GIVEN REQUEST:
Return the records word for word. Any pictures in them are not part of the copy.

......

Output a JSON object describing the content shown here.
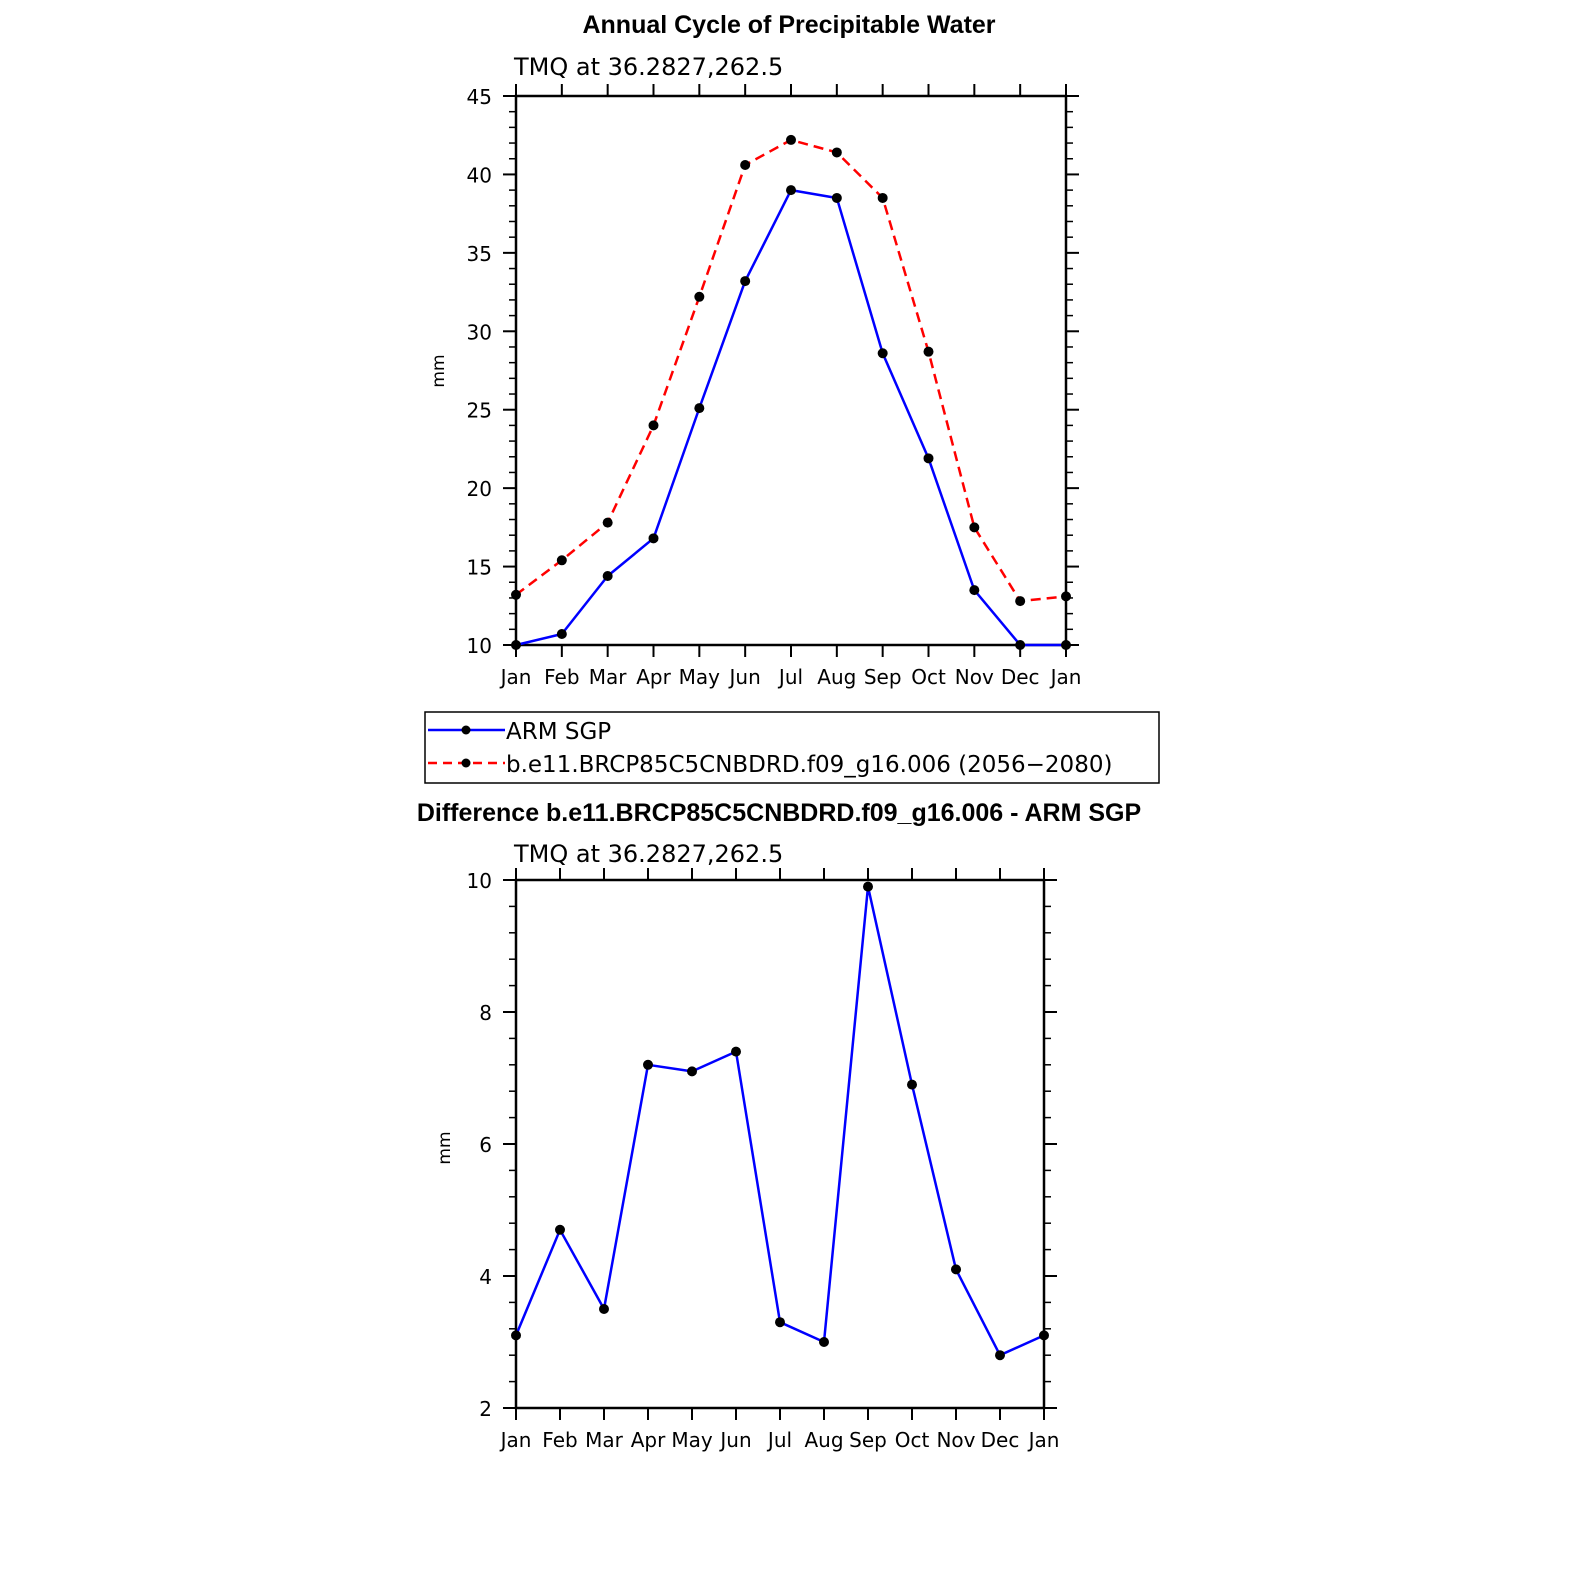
{
  "chart_data": [
    {
      "type": "line",
      "title": "Annual Cycle of Precipitable Water",
      "subtitle": "TMQ at 36.2827,262.5",
      "ylabel": "mm",
      "xlabel": "",
      "categories": [
        "Jan",
        "Feb",
        "Mar",
        "Apr",
        "May",
        "Jun",
        "Jul",
        "Aug",
        "Sep",
        "Oct",
        "Nov",
        "Dec",
        "Jan"
      ],
      "ylim": [
        10,
        45
      ],
      "yticks": [
        10,
        15,
        20,
        25,
        30,
        35,
        40,
        45
      ],
      "legend_position": "bottom",
      "grid": false,
      "series": [
        {
          "name": "ARM SGP",
          "color": "#0000ff",
          "dash": "solid",
          "values": [
            10.0,
            10.7,
            14.4,
            16.8,
            25.1,
            33.2,
            39.0,
            38.5,
            28.6,
            21.9,
            13.5,
            10.0,
            10.0
          ]
        },
        {
          "name": "b.e11.BRCP85C5CNBDRD.f09_g16.006 (2056−2080)",
          "color": "#ff0000",
          "dash": "dashed",
          "values": [
            13.2,
            15.4,
            17.8,
            24.0,
            32.2,
            40.6,
            42.2,
            41.4,
            38.5,
            28.7,
            17.5,
            12.8,
            13.1
          ]
        }
      ]
    },
    {
      "type": "line",
      "title": "Difference b.e11.BRCP85C5CNBDRD.f09_g16.006 - ARM SGP",
      "subtitle": "TMQ at 36.2827,262.5",
      "ylabel": "mm",
      "xlabel": "",
      "categories": [
        "Jan",
        "Feb",
        "Mar",
        "Apr",
        "May",
        "Jun",
        "Jul",
        "Aug",
        "Sep",
        "Oct",
        "Nov",
        "Dec",
        "Jan"
      ],
      "ylim": [
        2,
        10
      ],
      "yticks": [
        2,
        4,
        6,
        8,
        10
      ],
      "grid": false,
      "series": [
        {
          "color": "#0000ff",
          "dash": "solid",
          "values": [
            3.1,
            4.7,
            3.5,
            7.2,
            7.1,
            7.4,
            3.3,
            3.0,
            9.9,
            6.9,
            4.1,
            2.8,
            3.1
          ]
        }
      ]
    }
  ]
}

......

WORKED SOLUTION:
Output a JSON object describing the content shown here.
{
  "chart_data": [
    {
      "type": "line",
      "title": "Annual Cycle of Precipitable Water",
      "subtitle": "TMQ at 36.2827,262.5",
      "ylabel": "mm",
      "xlabel": "",
      "categories": [
        "Jan",
        "Feb",
        "Mar",
        "Apr",
        "May",
        "Jun",
        "Jul",
        "Aug",
        "Sep",
        "Oct",
        "Nov",
        "Dec",
        "Jan"
      ],
      "ylim": [
        10,
        45
      ],
      "yticks": [
        10,
        15,
        20,
        25,
        30,
        35,
        40,
        45
      ],
      "legend_position": "bottom",
      "grid": false,
      "series": [
        {
          "name": "ARM SGP",
          "color": "#0000ff",
          "dash": "solid",
          "values": [
            10.0,
            10.7,
            14.4,
            16.8,
            25.1,
            33.2,
            39.0,
            38.5,
            28.6,
            21.9,
            13.5,
            10.0,
            10.0
          ]
        },
        {
          "name": "b.e11.BRCP85C5CNBDRD.f09_g16.006 (2056−2080)",
          "color": "#ff0000",
          "dash": "dashed",
          "values": [
            13.2,
            15.4,
            17.8,
            24.0,
            32.2,
            40.6,
            42.2,
            41.4,
            38.5,
            28.7,
            17.5,
            12.8,
            13.1
          ]
        }
      ]
    },
    {
      "type": "line",
      "title": "Difference b.e11.BRCP85C5CNBDRD.f09_g16.006 - ARM SGP",
      "subtitle": "TMQ at 36.2827,262.5",
      "ylabel": "mm",
      "xlabel": "",
      "categories": [
        "Jan",
        "Feb",
        "Mar",
        "Apr",
        "May",
        "Jun",
        "Jul",
        "Aug",
        "Sep",
        "Oct",
        "Nov",
        "Dec",
        "Jan"
      ],
      "ylim": [
        2,
        10
      ],
      "yticks": [
        2,
        4,
        6,
        8,
        10
      ],
      "grid": false,
      "series": [
        {
          "color": "#0000ff",
          "dash": "solid",
          "values": [
            3.1,
            4.7,
            3.5,
            7.2,
            7.1,
            7.4,
            3.3,
            3.0,
            9.9,
            6.9,
            4.1,
            2.8,
            3.1
          ]
        }
      ]
    }
  ]
}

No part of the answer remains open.